SUPPLIED TEXT:
^^^^^^^^^^^^^^^^

Majority of the farmed Atlantic salmon experience hearing loss due to an ear bone deformity, a new study has revealed.

Researchers from the University of Melbourne have found that almost half of the world's farmed Atlantic salmon have otolith deformity, which is hardly found in wild fishes.

Tormey Reimer, the study's lead author, said that farmed fish have a likelihood of developing a deformity by up to 10 times compared with wild fish. Reimer explained that the deformity develops when the aragonite, a crystal form of calcium carbonate in the fish's ear bone, is replaced by vaterite, which is a more irregular and less dense crystal form of calcium carbonate.

Farmed fish ear bones have vaterite that makes the bone notably lighter, larger, and more brittle, which ultimately affects the ear functions. With the deformity, sounds are absorbed and processed differently, which could pose negative effects on their survival instincts.

For their study, Reimer and her team collaborated with the Norwegian Institute for Nature Research by sampling the fishes from salmon producing regions, including Australia, Canada, Chile, Norway and Scotland, to check whether the ear bone deformity occurs on a global scale.

A comparison of otoliths from wild and farmed salmon was done and result showed that deformity is indeed more pronounced in farmed salmon than the wild ones, regardless of what region they came from. This has led the researchers to conclude that hearing loss in farmed fish could be affecting the salmon's survival rate in the wild.

Associate professor at University of Melbourne's School of BioSciences and co-author Tim Dempster said the farming process contributes to the development of the deformity. He also said that efforts toward identifying that causative factor must be heightened to help the salmon industry produce fishes within the acceptable standards.

^^^^^^^^^^^^^^^^

(Structured page parsing data)

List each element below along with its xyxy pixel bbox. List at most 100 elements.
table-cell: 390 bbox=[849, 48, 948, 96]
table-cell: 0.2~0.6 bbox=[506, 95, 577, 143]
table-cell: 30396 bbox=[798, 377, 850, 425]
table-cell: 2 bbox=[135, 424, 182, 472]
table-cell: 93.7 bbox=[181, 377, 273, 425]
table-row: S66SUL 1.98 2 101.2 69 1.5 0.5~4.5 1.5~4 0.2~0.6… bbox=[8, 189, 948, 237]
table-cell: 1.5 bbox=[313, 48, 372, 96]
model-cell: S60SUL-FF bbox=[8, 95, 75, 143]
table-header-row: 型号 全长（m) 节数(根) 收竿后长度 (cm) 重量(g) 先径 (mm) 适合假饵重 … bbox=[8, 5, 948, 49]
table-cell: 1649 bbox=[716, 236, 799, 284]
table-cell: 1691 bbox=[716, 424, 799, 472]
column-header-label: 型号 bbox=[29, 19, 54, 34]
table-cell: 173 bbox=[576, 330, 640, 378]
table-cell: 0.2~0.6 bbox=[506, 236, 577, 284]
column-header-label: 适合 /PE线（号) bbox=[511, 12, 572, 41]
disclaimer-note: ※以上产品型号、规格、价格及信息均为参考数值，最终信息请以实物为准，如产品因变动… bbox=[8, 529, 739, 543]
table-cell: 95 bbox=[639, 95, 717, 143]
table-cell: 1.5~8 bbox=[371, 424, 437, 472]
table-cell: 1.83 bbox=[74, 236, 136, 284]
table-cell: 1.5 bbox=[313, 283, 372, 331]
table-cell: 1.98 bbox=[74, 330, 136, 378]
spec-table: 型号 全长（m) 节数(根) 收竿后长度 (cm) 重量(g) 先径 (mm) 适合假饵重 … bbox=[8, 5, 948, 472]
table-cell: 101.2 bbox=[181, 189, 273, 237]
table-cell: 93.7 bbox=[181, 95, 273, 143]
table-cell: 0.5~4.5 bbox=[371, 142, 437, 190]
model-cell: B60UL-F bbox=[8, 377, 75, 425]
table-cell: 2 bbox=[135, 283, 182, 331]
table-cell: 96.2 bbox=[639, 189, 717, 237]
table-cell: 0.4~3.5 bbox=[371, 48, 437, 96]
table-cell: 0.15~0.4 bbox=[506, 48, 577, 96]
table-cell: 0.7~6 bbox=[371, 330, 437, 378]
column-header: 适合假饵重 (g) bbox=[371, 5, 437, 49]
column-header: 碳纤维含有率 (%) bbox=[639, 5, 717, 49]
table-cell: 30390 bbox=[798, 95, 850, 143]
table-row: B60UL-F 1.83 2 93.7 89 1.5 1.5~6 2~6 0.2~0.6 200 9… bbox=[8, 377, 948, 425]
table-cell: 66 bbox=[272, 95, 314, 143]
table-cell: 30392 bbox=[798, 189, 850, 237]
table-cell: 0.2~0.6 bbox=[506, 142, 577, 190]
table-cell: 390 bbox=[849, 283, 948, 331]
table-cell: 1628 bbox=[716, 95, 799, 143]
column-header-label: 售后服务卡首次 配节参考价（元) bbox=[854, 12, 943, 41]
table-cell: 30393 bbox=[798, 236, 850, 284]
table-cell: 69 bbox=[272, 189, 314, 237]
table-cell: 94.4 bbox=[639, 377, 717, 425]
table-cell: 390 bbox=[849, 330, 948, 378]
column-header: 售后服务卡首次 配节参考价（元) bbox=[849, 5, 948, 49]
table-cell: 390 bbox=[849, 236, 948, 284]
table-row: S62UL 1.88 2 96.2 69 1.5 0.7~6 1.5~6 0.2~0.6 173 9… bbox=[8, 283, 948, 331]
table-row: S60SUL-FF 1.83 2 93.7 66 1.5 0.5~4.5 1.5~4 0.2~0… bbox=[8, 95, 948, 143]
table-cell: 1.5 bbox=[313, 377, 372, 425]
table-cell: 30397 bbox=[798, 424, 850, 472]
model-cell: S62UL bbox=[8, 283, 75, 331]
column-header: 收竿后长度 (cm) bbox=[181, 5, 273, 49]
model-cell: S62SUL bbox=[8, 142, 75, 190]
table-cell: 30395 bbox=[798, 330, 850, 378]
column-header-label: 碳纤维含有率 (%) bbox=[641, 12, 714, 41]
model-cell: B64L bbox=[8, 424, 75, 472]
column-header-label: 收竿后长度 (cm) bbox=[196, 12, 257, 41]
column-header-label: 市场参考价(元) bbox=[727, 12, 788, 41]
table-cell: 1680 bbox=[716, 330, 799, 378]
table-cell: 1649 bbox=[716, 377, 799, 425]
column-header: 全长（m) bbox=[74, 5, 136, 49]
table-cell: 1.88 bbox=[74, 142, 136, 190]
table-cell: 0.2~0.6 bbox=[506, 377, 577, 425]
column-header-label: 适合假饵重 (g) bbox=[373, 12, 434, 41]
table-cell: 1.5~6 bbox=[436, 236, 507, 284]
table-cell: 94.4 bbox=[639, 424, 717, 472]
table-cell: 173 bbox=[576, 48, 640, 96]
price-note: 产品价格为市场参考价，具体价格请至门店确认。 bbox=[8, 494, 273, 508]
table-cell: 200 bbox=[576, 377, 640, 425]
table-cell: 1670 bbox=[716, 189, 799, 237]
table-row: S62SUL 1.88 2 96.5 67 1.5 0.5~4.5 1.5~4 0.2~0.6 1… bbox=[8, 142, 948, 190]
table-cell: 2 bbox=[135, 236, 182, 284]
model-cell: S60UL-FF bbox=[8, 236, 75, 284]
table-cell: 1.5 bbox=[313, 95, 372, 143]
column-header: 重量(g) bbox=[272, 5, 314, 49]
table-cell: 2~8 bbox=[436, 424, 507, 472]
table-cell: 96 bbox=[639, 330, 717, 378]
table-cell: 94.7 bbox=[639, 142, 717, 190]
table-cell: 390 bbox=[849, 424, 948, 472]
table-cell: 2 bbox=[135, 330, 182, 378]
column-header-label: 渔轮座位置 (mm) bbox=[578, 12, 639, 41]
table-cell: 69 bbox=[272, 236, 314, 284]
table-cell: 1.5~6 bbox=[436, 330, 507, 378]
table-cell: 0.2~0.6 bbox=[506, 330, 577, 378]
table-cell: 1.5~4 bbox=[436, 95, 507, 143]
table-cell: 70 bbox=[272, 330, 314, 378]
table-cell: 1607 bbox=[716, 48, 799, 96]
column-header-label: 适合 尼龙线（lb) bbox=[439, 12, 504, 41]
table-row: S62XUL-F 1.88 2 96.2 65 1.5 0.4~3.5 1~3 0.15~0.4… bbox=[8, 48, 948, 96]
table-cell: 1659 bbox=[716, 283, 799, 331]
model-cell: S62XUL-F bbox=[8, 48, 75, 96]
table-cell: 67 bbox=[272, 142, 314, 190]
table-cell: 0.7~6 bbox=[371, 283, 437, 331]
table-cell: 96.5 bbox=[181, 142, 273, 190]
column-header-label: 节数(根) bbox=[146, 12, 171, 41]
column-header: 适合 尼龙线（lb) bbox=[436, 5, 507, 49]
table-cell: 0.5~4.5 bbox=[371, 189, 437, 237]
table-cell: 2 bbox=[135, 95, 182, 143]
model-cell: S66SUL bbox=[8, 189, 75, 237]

^^^^^^^^^^^^^^^^

EXERCISE AIM: Can you sum up the salmon ear bone article in two sentences?

ANSWER SPACE: University of Melbourne researchers found that almost half of the world's farmed Atlantic salmon have an ear bone deformity that is hardly found in wild fish: the aragonite in the bone is replaced by vaterite, which makes it lighter, larger and more brittle and affects how the fish hear. Samples from salmon-producing regions including Australia, Canada, Chile, Norway and Scotland showed the deformity is more pronounced in farmed salmon regardless of region, and co-author Tim Dempster said the farming process contributes to it and that efforts to identify the causative factor must be heightened.